#### [What is expected]
Print the listing in its entirety and exactly, leaving out images.

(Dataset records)
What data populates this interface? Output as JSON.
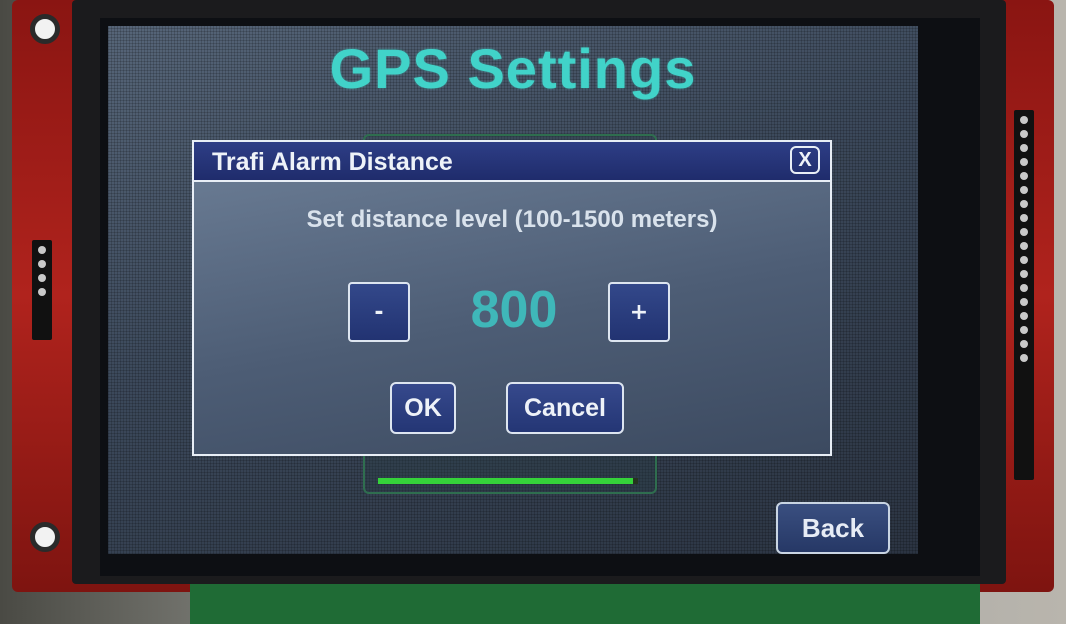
{
  "screen": {
    "title": "GPS Settings",
    "back_label": "Back",
    "progress_fraction": 0.98
  },
  "dialog": {
    "title": "Trafi Alarm Distance",
    "close_label": "X",
    "prompt": "Set distance level (100-1500 meters)",
    "minus_label": "-",
    "plus_label": "+",
    "value": "800",
    "ok_label": "OK",
    "cancel_label": "Cancel"
  },
  "colors": {
    "title_accent": "#41d3c9",
    "value_accent": "#3fb7b9",
    "titlebar": "#1f2c6c",
    "progress": "#35d23a"
  }
}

#### [Solution to the exercise]
What data populates this interface? Output as JSON.
{
  "screen": {
    "title": "GPS Settings",
    "back_label": "Back",
    "progress_fraction": 0.98
  },
  "dialog": {
    "title": "Trafi Alarm Distance",
    "close_label": "X",
    "prompt": "Set distance level (100-1500 meters)",
    "minus_label": "-",
    "plus_label": "+",
    "value": "800",
    "ok_label": "OK",
    "cancel_label": "Cancel"
  },
  "colors": {
    "title_accent": "#41d3c9",
    "value_accent": "#3fb7b9",
    "titlebar": "#1f2c6c",
    "progress": "#35d23a"
  }
}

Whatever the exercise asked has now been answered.